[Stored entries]
-- begin --
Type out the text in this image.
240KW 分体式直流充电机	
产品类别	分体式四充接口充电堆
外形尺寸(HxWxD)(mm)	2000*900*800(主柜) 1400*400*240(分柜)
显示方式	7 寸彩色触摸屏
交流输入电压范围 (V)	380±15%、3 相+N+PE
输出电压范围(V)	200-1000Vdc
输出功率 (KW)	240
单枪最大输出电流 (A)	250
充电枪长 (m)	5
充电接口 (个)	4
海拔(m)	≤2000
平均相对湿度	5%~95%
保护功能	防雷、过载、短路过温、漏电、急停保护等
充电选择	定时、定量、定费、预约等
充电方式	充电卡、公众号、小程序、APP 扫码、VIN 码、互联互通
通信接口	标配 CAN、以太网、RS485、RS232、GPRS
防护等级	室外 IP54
-- end --
> _Problem requirements_
Transcribe all of the lines in the records precisely.

> _Exercise response_
Type out the text in this image.
240KW 分体式直流充电机	
产品类别	分体式四充接口充电堆
外形尺寸(HxWxD)(mm)	2000*900*800(主柜) 1400*400*240(分柜)
显示方式	7 寸彩色触摸屏
交流输入电压范围 (V)	380±15%、3 相+N+PE
输出电压范围(V)	200-1000Vdc
输出功率 (KW)	240
单枪最大输出电流 (A)	250
充电枪长 (m)	5
充电接口 (个)	4
海拔(m)	≤2000
平均相对湿度	5%~95%
保护功能	防雷、过载、短路过温、漏电、急停保护等
充电选择	定时、定量、定费、预约等
充电方式	充电卡、公众号、小程序、APP 扫码、VIN 码、互联互通
通信接口	标配 CAN、以太网、RS485、RS232、GPRS
防护等级	室外 IP54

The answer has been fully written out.